===== MATERIAL FOR THE TASK =====

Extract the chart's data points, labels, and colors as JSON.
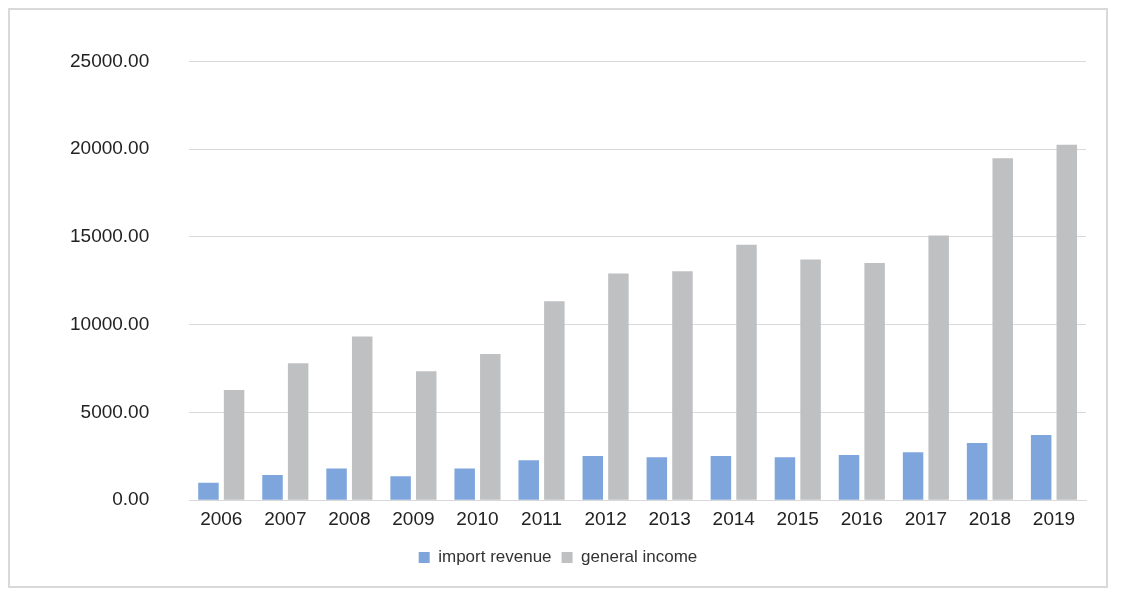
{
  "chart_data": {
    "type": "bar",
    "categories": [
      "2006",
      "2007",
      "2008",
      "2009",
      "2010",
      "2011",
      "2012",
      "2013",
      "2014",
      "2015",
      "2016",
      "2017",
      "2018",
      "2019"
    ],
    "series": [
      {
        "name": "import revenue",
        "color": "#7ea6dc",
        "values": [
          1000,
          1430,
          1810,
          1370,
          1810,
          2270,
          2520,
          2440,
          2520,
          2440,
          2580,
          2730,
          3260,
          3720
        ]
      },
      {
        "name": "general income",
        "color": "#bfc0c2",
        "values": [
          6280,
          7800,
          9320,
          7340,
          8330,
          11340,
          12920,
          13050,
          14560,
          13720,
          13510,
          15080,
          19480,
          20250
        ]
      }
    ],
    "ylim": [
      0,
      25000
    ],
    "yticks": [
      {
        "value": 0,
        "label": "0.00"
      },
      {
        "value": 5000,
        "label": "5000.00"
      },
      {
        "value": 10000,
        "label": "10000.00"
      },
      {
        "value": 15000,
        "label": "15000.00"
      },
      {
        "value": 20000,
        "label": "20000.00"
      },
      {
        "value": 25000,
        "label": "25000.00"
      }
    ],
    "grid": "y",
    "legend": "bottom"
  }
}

=====
===== MATERIAL FOR THE TASK =====

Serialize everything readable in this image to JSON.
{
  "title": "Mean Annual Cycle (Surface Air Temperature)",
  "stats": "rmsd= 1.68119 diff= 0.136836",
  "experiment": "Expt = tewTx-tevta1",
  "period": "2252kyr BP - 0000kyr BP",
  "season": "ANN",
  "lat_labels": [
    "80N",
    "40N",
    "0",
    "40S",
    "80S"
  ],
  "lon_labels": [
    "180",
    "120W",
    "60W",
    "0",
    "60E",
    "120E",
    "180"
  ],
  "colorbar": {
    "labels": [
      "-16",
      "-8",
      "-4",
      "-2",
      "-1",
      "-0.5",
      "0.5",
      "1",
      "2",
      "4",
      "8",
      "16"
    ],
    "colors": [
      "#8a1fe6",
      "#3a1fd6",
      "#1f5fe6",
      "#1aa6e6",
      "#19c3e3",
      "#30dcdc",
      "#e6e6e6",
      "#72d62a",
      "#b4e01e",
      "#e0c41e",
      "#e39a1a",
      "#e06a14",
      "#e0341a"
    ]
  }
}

=====

EXERCISE GOAL —
State how many lines above contain the string "name", with no other words.

ANSWER FOR THE TASK —
2